Casablanca to Fes

Today’s highlight was.. well, more than one. The waves crashing on the Atlantic coast. The impromptu game of beach football that got interrupted by horse riders. Getting stopped by the police – until I asked if they spoke English at which point they encouraged me to go away. But no, there’s an easy winner: I saw storks! On their nests! On top of, erm, mosques! Photos available some time next week, once I’m home and have had a chance to process them.

Photo inserted subsequently

Now up to 442 photographs, only 200 of which are of storks refusing to look up at me at the same time. Oh, and one from my mobile phone, for my mother:

She has a thing about tagines. So I bought her one today. Stopped at a market where no tourists could be found and a local was buying a tagine for 20 dhiram (i.e. about £1.70) so I asked how much a smaller (but prettily decorated) one was. 16 dhiram, and he couldn’t be arsed with the change so I got it for 15. Tourist prices start at 70..

Trickier day tomorrow, as I want to buy a nice scarf for the lady that’s feeding the cats for me while I’m gone. I’ve been quoted 120 dhiram (in Marrakech) to 350 dhiram (earlier today) so need to unleash my full negotiation skills. So no watch tomorrow, phone hidden, camera in bag, dodgy t-shirt and full on Aspergers stare at the initial price. Will let you know how I get on – no doubt quite terribly.

Fes is interesting. Not sure if it’s the islamic influence, or because it’s a favourite destination for Germans, but everybody here was very insistent that I take photographs of dead jews. I mean, eight different people told me that I had to. Three of them didn’t even know I had a camera. I hadn’t even made it into Fes before the first harassed me. Apparently I can hire his brother for the day for 250 dhiram, and he’ll guide me around Fes. Except I had a 10km walk before dinner and saw several of the sights anyway. Although three other people tried to guilt me into paying for their services as an unofficial guide by telling me about the thing I was looking at then going, “Come and look at this!”

One of them told me he’s jewish, then told me there are no jews left in Fes, then showed me the old synagogue (which looked like someone’s house from the outside; I didn’t go in) then tried to invite me into his house. He seemeed upset when I walked away and all his friendliness vanished when he realised I wasn’t going to hand him cash.

-------

=== Requests ===
A - According to the travel post, what price did the writer finally pay for the smaller, decorated tagine?
B - Summarize the travel post in two sentences.
C - From the travel post, extract the part that opens with the words containing "Now up to 442" and closes with "doubt quite terribly.".

-------

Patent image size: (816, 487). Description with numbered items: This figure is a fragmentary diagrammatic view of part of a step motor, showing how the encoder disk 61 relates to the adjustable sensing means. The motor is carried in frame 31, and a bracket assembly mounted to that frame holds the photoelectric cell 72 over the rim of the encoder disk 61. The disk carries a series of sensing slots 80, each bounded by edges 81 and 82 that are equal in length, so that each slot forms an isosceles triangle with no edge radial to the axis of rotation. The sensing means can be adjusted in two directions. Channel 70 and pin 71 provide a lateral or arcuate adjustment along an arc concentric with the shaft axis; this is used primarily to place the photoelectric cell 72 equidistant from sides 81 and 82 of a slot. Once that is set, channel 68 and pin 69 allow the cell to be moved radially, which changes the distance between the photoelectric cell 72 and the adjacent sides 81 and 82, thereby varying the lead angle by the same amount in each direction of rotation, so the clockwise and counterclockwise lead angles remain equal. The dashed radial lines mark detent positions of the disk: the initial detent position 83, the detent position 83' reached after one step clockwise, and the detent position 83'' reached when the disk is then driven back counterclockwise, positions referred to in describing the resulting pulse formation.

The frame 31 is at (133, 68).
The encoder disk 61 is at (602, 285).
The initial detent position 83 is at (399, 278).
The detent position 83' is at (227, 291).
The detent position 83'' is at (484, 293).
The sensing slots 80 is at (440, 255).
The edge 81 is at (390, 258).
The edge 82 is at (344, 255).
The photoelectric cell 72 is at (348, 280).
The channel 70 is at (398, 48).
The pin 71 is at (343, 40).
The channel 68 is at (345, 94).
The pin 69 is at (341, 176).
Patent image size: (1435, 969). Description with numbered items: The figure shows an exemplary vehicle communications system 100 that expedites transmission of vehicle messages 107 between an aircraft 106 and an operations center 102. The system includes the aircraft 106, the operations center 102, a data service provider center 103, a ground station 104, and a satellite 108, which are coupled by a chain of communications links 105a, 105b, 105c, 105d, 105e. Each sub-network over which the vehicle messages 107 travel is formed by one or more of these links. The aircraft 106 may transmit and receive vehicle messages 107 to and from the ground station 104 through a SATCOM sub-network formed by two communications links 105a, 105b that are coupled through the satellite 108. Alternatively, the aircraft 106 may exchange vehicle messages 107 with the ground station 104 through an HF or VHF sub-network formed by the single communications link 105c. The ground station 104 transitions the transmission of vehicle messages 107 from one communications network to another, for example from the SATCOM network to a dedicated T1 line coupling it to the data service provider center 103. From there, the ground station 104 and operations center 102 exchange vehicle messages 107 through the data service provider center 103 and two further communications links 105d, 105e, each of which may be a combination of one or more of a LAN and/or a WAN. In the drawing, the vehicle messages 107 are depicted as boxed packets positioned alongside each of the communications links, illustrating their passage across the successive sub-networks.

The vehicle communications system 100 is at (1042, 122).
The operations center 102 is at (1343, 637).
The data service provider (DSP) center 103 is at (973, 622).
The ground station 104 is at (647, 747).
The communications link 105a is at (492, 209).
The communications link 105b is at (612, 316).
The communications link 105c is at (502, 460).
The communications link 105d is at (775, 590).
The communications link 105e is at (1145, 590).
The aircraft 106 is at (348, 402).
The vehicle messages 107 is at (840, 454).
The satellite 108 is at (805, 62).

-------

=== Solutions below ===
A - 15 dhiram.

B - On the way from Casablanca to Fes, the writer's clear highlight was seeing storks nesting on top of mosques. The writer also bought a small tagine for 15 dhiram at a market without tourists, and in Fes several people pressed the writer to pay them as guides.

C -
Now up to 442 photographs, only 200 of which are of storks refusing to look up at me at the same time. Oh, and one from my mobile phone, for my mother:

She has a thing about tagines. So I bought her one today. Stopped at a market where no tourists could be found and a local was buying a tagine for 20 dhiram (i.e. about £1.70) so I asked how much a smaller (but prettily decorated) one was. 16 dhiram, and he couldn’t be arsed with the change so I got it for 15. Tourist prices start at 70..

Trickier day tomorrow, as I want to buy a nice scarf for the lady that’s feeding the cats for me while I’m gone. I’ve been quoted 120 dhiram (in Marrakech) to 350 dhiram (earlier today) so need to unleash my full negotiation skills. So no watch tomorrow, phone hidden, camera in bag, dodgy t-shirt and full on Aspergers stare at the initial price. Will let you know how I get on – no doubt quite terribly.